= TASK DETAILS =
The complete listing should be restated exactly.

= DATA SECTION =
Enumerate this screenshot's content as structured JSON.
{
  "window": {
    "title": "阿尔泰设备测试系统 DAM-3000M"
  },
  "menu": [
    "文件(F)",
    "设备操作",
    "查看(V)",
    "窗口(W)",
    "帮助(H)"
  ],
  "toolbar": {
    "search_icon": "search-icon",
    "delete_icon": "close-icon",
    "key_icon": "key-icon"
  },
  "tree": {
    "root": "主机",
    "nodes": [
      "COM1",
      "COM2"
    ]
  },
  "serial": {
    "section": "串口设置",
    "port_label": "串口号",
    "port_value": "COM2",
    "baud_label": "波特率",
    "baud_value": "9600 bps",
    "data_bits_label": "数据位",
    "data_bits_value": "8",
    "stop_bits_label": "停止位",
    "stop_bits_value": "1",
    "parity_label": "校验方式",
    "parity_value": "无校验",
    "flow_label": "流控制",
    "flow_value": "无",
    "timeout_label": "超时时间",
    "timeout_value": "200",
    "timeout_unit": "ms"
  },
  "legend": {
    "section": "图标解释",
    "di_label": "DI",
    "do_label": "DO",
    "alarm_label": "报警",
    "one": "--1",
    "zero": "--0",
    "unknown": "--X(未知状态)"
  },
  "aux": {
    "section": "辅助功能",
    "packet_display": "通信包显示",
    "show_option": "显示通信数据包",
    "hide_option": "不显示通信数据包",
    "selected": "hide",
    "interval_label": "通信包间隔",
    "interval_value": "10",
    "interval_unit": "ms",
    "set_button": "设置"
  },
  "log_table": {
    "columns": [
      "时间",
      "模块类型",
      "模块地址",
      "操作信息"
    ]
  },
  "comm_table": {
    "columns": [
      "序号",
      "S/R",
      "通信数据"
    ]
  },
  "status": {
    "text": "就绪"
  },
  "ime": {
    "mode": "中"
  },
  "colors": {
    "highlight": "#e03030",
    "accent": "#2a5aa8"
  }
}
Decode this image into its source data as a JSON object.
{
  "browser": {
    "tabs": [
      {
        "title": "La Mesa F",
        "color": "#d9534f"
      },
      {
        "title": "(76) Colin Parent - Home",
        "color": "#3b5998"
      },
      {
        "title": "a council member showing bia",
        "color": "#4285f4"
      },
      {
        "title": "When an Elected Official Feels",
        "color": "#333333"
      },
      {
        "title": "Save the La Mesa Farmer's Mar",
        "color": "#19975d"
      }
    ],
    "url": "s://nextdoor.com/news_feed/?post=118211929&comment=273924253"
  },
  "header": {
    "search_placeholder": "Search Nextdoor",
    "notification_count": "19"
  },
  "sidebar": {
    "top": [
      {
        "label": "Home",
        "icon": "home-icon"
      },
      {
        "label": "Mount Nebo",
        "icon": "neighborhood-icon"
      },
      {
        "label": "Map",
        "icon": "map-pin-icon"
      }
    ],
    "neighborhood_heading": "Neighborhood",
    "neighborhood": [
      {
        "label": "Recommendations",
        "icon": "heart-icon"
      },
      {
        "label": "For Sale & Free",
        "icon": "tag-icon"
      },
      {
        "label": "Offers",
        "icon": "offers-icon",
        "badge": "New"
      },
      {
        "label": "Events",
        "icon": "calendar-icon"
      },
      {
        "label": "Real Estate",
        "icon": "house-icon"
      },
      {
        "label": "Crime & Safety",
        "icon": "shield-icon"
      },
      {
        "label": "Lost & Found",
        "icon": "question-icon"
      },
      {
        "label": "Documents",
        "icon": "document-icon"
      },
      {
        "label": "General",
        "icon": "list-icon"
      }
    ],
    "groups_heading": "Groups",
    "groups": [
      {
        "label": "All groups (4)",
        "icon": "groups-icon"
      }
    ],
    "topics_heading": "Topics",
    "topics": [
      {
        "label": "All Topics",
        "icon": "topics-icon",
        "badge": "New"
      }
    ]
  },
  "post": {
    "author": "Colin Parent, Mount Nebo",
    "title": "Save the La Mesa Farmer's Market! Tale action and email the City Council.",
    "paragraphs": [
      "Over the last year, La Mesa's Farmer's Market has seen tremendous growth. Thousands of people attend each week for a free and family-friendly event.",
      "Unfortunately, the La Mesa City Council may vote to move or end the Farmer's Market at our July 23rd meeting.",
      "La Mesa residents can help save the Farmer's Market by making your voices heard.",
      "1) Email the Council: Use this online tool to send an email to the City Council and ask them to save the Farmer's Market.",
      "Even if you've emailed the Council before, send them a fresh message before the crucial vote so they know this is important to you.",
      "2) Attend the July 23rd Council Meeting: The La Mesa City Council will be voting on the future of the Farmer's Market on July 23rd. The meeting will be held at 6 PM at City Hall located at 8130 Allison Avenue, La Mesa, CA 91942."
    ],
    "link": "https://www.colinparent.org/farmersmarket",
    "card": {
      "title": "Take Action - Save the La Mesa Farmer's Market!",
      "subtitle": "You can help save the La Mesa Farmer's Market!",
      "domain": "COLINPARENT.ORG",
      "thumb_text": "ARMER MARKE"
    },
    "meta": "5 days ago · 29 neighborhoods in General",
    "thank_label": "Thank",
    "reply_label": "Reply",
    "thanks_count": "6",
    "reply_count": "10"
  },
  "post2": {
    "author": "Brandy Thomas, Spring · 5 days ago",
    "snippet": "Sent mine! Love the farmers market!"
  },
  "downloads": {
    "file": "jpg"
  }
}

= RESPONSE TO THE TASK =
Enumerate this screenshot's content as structured JSON.
{
  "window": {
    "title": "阿尔泰设备测试系统 DAM-3000M"
  },
  "menu": [
    "文件(F)",
    "设备操作",
    "查看(V)",
    "窗口(W)",
    "帮助(H)"
  ],
  "toolbar": {
    "search_icon": "search-icon",
    "delete_icon": "close-icon",
    "key_icon": "key-icon"
  },
  "tree": {
    "root": "主机",
    "nodes": [
      "COM1",
      "COM2"
    ]
  },
  "serial": {
    "section": "串口设置",
    "port_label": "串口号",
    "port_value": "COM2",
    "baud_label": "波特率",
    "baud_value": "9600 bps",
    "data_bits_label": "数据位",
    "data_bits_value": "8",
    "stop_bits_label": "停止位",
    "stop_bits_value": "1",
    "parity_label": "校验方式",
    "parity_value": "无校验",
    "flow_label": "流控制",
    "flow_value": "无",
    "timeout_label": "超时时间",
    "timeout_value": "200",
    "timeout_unit": "ms"
  },
  "legend": {
    "section": "图标解释",
    "di_label": "DI",
    "do_label": "DO",
    "alarm_label": "报警",
    "one": "--1",
    "zero": "--0",
    "unknown": "--X(未知状态)"
  },
  "aux": {
    "section": "辅助功能",
    "packet_display": "通信包显示",
    "show_option": "显示通信数据包",
    "hide_option": "不显示通信数据包",
    "selected": "hide",
    "interval_label": "通信包间隔",
    "interval_value": "10",
    "interval_unit": "ms",
    "set_button": "设置"
  },
  "log_table": {
    "columns": [
      "时间",
      "模块类型",
      "模块地址",
      "操作信息"
    ]
  },
  "comm_table": {
    "columns": [
      "序号",
      "S/R",
      "通信数据"
    ]
  },
  "status": {
    "text": "就绪"
  },
  "ime": {
    "mode": "中"
  },
  "colors": {
    "highlight": "#e03030",
    "accent": "#2a5aa8"
  }
}
Decode this image into its source data as a JSON object.
{
  "browser": {
    "tabs": [
      {
        "title": "La Mesa F",
        "color": "#d9534f"
      },
      {
        "title": "(76) Colin Parent - Home",
        "color": "#3b5998"
      },
      {
        "title": "a council member showing bia",
        "color": "#4285f4"
      },
      {
        "title": "When an Elected Official Feels",
        "color": "#333333"
      },
      {
        "title": "Save the La Mesa Farmer's Mar",
        "color": "#19975d"
      }
    ],
    "url": "s://nextdoor.com/news_feed/?post=118211929&comment=273924253"
  },
  "header": {
    "search_placeholder": "Search Nextdoor",
    "notification_count": "19"
  },
  "sidebar": {
    "top": [
      {
        "label": "Home",
        "icon": "home-icon"
      },
      {
        "label": "Mount Nebo",
        "icon": "neighborhood-icon"
      },
      {
        "label": "Map",
        "icon": "map-pin-icon"
      }
    ],
    "neighborhood_heading": "Neighborhood",
    "neighborhood": [
      {
        "label": "Recommendations",
        "icon": "heart-icon"
      },
      {
        "label": "For Sale & Free",
        "icon": "tag-icon"
      },
      {
        "label": "Offers",
        "icon": "offers-icon",
        "badge": "New"
      },
      {
        "label": "Events",
        "icon": "calendar-icon"
      },
      {
        "label": "Real Estate",
        "icon": "house-icon"
      },
      {
        "label": "Crime & Safety",
        "icon": "shield-icon"
      },
      {
        "label": "Lost & Found",
        "icon": "question-icon"
      },
      {
        "label": "Documents",
        "icon": "document-icon"
      },
      {
        "label": "General",
        "icon": "list-icon"
      }
    ],
    "groups_heading": "Groups",
    "groups": [
      {
        "label": "All groups (4)",
        "icon": "groups-icon"
      }
    ],
    "topics_heading": "Topics",
    "topics": [
      {
        "label": "All Topics",
        "icon": "topics-icon",
        "badge": "New"
      }
    ]
  },
  "post": {
    "author": "Colin Parent, Mount Nebo",
    "title": "Save the La Mesa Farmer's Market! Tale action and email the City Council.",
    "paragraphs": [
      "Over the last year, La Mesa's Farmer's Market has seen tremendous growth. Thousands of people attend each week for a free and family-friendly event.",
      "Unfortunately, the La Mesa City Council may vote to move or end the Farmer's Market at our July 23rd meeting.",
      "La Mesa residents can help save the Farmer's Market by making your voices heard.",
      "1) Email the Council: Use this online tool to send an email to the City Council and ask them to save the Farmer's Market.",
      "Even if you've emailed the Council before, send them a fresh message before the crucial vote so they know this is important to you.",
      "2) Attend the July 23rd Council Meeting: The La Mesa City Council will be voting on the future of the Farmer's Market on July 23rd. The meeting will be held at 6 PM at City Hall located at 8130 Allison Avenue, La Mesa, CA 91942."
    ],
    "link": "https://www.colinparent.org/farmersmarket",
    "card": {
      "title": "Take Action - Save the La Mesa Farmer's Market!",
      "subtitle": "You can help save the La Mesa Farmer's Market!",
      "domain": "COLINPARENT.ORG",
      "thumb_text": "ARMER MARKE"
    },
    "meta": "5 days ago · 29 neighborhoods in General",
    "thank_label": "Thank",
    "reply_label": "Reply",
    "thanks_count": "6",
    "reply_count": "10"
  },
  "post2": {
    "author": "Brandy Thomas, Spring · 5 days ago",
    "snippet": "Sent mine! Love the farmers market!"
  },
  "downloads": {
    "file": "jpg"
  }
}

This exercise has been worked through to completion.